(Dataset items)
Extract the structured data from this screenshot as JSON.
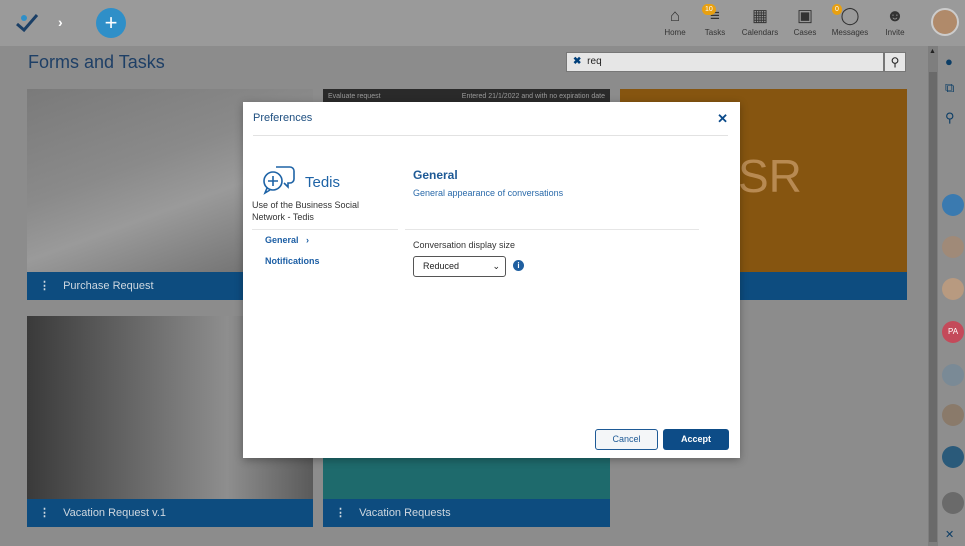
{
  "nav": {
    "items": [
      {
        "label": "Home",
        "icon": "home-icon"
      },
      {
        "label": "Tasks",
        "icon": "tasks-icon",
        "badge": "10"
      },
      {
        "label": "Calendars",
        "icon": "calendar-icon"
      },
      {
        "label": "Cases",
        "icon": "briefcase-icon"
      },
      {
        "label": "Messages",
        "icon": "messages-icon",
        "badge": "0"
      },
      {
        "label": "Invite",
        "icon": "invite-icon"
      }
    ]
  },
  "page": {
    "title": "Forms and Tasks",
    "search_value": "req"
  },
  "tiles": [
    {
      "label": "Purchase Request"
    },
    {
      "label": "",
      "header_left": "Evaluate request",
      "header_right": "Entered 21/1/2022 and with no expiration date"
    },
    {
      "label": "",
      "big_text": "SR"
    },
    {
      "label": "Vacation Request v.1"
    },
    {
      "label": "Vacation Requests"
    }
  ],
  "sidebar": {
    "avatar_initials": "PA"
  },
  "modal": {
    "title": "Preferences",
    "app_name": "Tedis",
    "app_description": "Use of the Business Social Network - Tedis",
    "menu": [
      {
        "label": "General"
      },
      {
        "label": "Notifications"
      }
    ],
    "section_title": "General",
    "section_subtitle": "General appearance of conversations",
    "field_label": "Conversation display size",
    "field_value": "Reduced",
    "cancel_label": "Cancel",
    "accept_label": "Accept"
  },
  "colors": {
    "accent": "#0d4c87",
    "link": "#1d5fa5",
    "fab": "#2f8fc8",
    "badge": "#e8a010"
  }
}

* Task requirements
Look through the records and gather every line containing "Vacation".

* Response to this task
      "label": "Vacation Request v.1"
      "label": "Vacation Requests"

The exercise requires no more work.